» EXERCISE:
Find the string "defence" in the listing and report every line that has it.

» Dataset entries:
::::::

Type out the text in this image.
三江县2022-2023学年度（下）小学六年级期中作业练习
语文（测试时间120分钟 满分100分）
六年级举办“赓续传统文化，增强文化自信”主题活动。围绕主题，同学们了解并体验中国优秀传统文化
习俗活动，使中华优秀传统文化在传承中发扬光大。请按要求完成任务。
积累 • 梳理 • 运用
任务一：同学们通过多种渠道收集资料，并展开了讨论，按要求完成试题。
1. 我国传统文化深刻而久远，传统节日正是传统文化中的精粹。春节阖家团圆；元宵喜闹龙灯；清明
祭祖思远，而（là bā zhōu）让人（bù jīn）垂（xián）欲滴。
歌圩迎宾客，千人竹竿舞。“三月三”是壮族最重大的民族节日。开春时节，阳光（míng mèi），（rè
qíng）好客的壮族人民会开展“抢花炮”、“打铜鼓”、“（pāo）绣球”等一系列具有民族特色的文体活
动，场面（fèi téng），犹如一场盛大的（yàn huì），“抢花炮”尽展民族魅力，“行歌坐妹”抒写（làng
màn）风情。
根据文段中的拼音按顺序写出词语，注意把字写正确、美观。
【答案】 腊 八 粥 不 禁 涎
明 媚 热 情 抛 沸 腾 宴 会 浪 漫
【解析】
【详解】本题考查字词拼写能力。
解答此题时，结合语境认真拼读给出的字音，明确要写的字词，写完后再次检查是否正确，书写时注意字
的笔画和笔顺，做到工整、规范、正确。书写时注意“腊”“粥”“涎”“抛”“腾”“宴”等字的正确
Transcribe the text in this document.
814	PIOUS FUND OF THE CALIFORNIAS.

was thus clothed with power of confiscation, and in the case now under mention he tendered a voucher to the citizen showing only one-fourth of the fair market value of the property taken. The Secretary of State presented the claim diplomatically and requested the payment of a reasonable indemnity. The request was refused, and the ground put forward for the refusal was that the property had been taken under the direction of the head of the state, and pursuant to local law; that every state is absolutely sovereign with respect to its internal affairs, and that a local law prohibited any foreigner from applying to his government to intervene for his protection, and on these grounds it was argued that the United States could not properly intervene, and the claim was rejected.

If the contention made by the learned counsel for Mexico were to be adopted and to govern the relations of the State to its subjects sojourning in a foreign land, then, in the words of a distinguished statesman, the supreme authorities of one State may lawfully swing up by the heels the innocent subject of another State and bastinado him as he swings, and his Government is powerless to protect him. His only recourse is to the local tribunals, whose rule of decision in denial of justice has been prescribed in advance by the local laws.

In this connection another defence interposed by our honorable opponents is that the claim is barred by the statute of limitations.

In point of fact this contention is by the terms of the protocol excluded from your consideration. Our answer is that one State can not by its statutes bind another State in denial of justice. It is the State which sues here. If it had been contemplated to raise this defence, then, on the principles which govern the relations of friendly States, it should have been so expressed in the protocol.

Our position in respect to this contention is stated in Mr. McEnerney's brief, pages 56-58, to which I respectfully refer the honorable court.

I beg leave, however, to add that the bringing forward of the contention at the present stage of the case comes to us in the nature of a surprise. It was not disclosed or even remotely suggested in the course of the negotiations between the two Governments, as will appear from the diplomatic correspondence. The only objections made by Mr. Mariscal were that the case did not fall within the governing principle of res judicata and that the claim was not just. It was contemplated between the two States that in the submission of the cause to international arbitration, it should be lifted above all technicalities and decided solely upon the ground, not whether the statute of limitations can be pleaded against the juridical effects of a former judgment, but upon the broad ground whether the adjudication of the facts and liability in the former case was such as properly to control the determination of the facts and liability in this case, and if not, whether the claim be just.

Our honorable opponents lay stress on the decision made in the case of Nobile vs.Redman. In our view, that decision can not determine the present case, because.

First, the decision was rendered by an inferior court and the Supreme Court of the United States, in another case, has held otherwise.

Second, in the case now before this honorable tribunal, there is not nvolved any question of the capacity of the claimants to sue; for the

::::::

» COMPLETED EXERCISE:
In this connection another defence interposed by our honorable opponents is that the claim is barred by the statute of limitations.
In point of fact this contention is by the terms of the protocol excluded from your consideration. Our answer is that one State can not by its statutes bind another State in denial of justice. It is the State which sues here. If it had been contemplated to raise this defence, then, on the principles which govern the relations of friendly States, it should have been so expressed in the protocol.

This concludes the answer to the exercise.